(INFORMATION GIVEN)
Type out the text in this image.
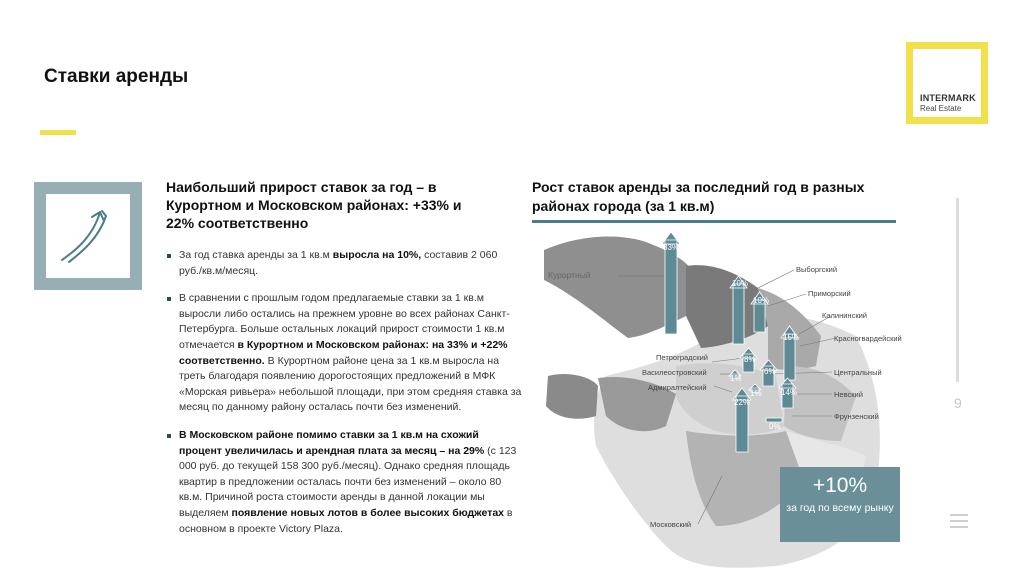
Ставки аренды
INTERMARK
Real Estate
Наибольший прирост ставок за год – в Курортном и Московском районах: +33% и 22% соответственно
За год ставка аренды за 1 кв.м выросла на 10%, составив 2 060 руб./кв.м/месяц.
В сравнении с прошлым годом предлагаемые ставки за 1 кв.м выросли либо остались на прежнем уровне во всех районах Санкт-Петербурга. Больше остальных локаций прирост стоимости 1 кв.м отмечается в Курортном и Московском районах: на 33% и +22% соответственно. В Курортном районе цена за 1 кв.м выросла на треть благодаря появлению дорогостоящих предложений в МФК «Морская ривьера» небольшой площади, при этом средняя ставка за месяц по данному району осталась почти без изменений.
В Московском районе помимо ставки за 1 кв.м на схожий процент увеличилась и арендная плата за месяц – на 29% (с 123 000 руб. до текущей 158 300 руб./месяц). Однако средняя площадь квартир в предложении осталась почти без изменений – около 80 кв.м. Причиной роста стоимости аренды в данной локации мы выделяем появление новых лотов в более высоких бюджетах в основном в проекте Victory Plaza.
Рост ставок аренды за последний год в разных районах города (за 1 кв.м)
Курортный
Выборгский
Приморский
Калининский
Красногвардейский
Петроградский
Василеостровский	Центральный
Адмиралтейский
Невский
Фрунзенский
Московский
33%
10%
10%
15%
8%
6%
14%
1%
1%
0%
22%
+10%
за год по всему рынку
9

* * *

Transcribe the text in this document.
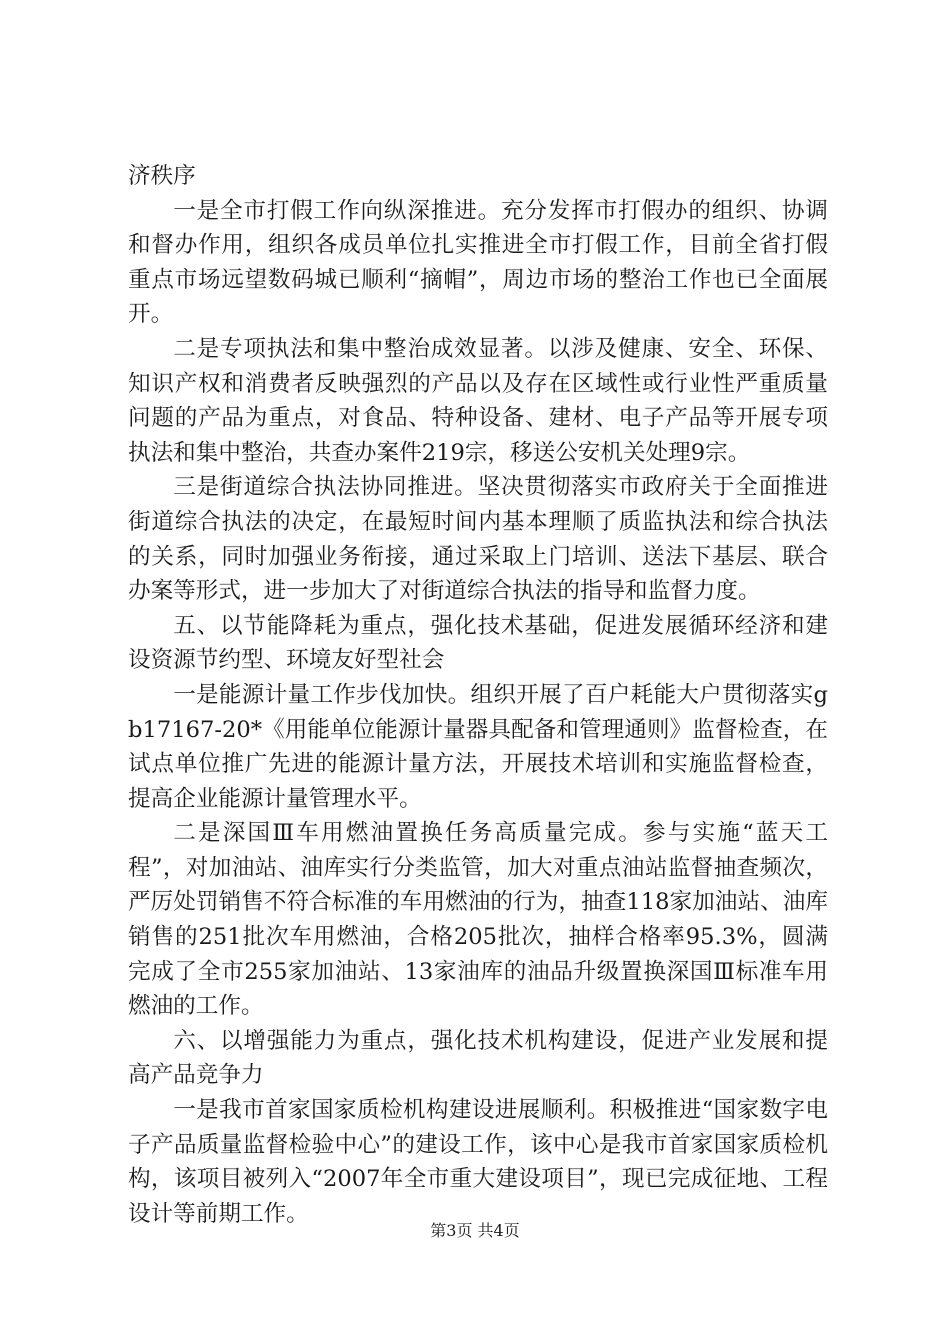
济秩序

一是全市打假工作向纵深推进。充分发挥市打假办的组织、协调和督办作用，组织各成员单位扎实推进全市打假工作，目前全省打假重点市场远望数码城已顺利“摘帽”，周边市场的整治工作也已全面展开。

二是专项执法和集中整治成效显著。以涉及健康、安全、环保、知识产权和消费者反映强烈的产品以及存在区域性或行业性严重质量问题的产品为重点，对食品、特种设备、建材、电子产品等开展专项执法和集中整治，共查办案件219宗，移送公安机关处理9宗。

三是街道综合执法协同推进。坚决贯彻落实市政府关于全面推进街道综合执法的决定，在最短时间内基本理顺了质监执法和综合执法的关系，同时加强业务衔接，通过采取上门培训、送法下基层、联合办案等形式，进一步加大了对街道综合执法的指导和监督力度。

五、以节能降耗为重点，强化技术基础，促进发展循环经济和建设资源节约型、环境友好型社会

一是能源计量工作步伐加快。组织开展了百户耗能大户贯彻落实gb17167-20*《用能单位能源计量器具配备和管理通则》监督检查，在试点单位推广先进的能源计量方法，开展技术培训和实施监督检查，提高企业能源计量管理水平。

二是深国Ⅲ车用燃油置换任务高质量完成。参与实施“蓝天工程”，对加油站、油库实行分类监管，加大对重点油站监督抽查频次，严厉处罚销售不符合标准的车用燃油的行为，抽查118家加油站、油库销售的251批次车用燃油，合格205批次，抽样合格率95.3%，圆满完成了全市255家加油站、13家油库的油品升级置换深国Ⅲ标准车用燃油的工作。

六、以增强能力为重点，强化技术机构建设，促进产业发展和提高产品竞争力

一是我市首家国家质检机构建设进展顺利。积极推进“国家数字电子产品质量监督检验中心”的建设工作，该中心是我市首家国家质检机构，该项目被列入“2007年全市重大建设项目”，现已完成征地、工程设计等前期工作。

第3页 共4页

...

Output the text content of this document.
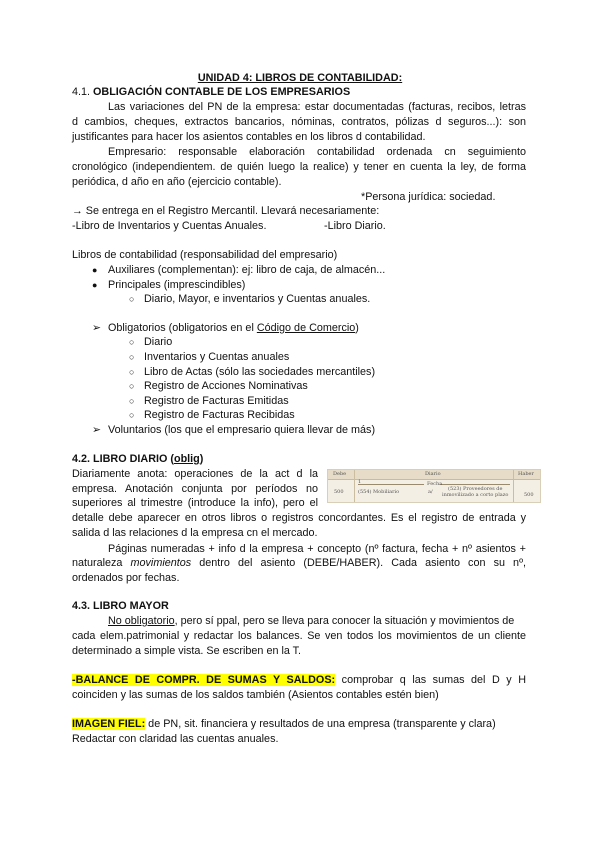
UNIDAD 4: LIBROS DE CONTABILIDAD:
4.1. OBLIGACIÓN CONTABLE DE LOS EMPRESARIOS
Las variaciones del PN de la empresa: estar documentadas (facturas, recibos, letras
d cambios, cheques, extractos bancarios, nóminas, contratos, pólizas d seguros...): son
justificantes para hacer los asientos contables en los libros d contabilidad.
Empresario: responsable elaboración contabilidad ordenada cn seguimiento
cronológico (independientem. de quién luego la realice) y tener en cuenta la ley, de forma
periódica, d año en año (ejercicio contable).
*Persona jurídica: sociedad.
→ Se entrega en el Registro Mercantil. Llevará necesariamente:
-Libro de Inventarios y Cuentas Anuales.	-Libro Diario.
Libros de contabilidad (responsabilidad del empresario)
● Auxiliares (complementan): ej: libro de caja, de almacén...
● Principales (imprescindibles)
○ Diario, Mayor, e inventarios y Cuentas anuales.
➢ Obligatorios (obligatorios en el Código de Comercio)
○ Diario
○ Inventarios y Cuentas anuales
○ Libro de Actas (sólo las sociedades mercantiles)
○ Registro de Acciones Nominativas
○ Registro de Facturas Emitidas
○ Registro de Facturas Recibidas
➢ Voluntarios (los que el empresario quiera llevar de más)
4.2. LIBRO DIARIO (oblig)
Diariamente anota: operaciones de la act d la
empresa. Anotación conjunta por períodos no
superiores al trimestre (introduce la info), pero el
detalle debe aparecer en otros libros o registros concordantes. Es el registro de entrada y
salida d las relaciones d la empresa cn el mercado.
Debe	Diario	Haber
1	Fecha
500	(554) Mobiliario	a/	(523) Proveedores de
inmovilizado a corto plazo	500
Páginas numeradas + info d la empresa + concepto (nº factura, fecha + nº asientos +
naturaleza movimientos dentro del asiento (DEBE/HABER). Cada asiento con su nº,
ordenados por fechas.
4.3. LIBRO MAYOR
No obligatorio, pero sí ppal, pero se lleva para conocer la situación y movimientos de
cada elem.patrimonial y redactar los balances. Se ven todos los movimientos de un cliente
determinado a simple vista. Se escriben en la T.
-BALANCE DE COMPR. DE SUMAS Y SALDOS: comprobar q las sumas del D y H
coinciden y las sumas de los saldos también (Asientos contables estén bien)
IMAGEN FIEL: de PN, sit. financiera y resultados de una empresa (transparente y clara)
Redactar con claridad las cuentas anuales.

(YOUR GOAL) Write out each line of the data that holds the string "Курортном".

(RESULT OF THE TASK)
Наибольший прирост ставок за год – в Курортном и Московском районах: +33% и 22% соответственно
В сравнении с прошлым годом предлагаемые ставки за 1 кв.м выросли либо остались на прежнем уровне во всех районах Санкт-Петербурга. Больше остальных локаций прирост стоимости 1 кв.м отмечается в Курортном и Московском районах: на 33% и +22% соответственно. В Курортном районе цена за 1 кв.м выросла на треть благодаря появлению дорогостоящих предложений в МФК «Морская ривьера» небольшой площади, при этом средняя ставка за месяц по данному району осталась почти без изменений.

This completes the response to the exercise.